### WRITTEN INSTRUCTION
Skip the images. Copy the records exactly as written.

====

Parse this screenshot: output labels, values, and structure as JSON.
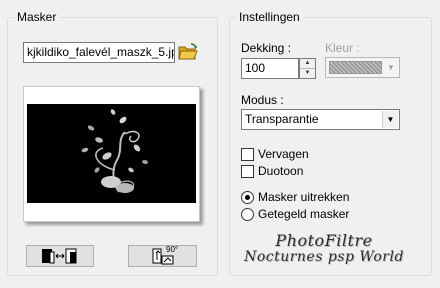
{
  "mask_group": {
    "legend": "Masker",
    "file_name": "kjkildiko_falevél_maszk_5.jp",
    "folder_icon": "folder-open-icon",
    "invert_icon": "invert-mask-icon",
    "rotate_icon": "rotate-90-icon",
    "rotate_label": "90°"
  },
  "settings_group": {
    "legend": "Instellingen",
    "opacity_label": "Dekking :",
    "opacity_value": "100",
    "color_label": "Kleur :",
    "mode_label": "Modus :",
    "mode_value": "Transparantie",
    "blur_label": "Vervagen",
    "duotone_label": "Duotoon",
    "stretch_label": "Masker uitrekken",
    "tile_label": "Getegeld masker"
  },
  "watermark": {
    "line1": "PhotoFiltre",
    "line2": "Nocturnes psp World"
  }
}
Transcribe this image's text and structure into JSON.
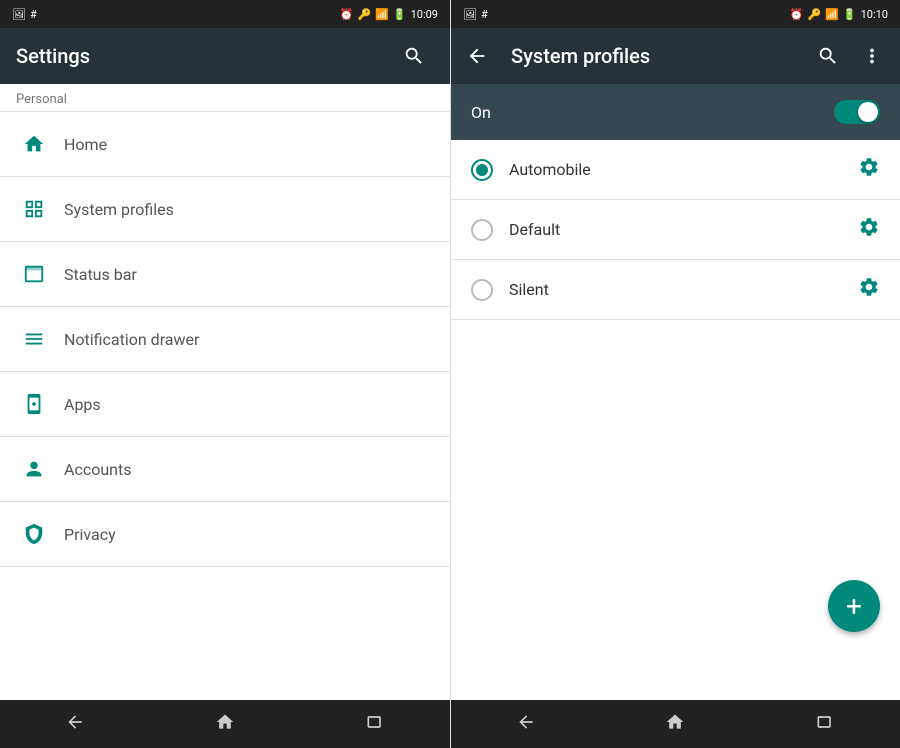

====

### TASK SOLUTION
Parse this screenshot: output labels, values, and structure as JSON.
{
  "mask_group": {
    "legend": "Masker",
    "file_name": "kjkildiko_falevél_maszk_5.jp",
    "folder_icon": "folder-open-icon",
    "invert_icon": "invert-mask-icon",
    "rotate_icon": "rotate-90-icon",
    "rotate_label": "90°"
  },
  "settings_group": {
    "legend": "Instellingen",
    "opacity_label": "Dekking :",
    "opacity_value": "100",
    "color_label": "Kleur :",
    "mode_label": "Modus :",
    "mode_value": "Transparantie",
    "blur_label": "Vervagen",
    "duotone_label": "Duotoon",
    "stretch_label": "Masker uitrekken",
    "tile_label": "Getegeld masker"
  },
  "watermark": {
    "line1": "PhotoFiltre",
    "line2": "Nocturnes psp World"
  }
}
Transcribe this image's text and structure into JSON.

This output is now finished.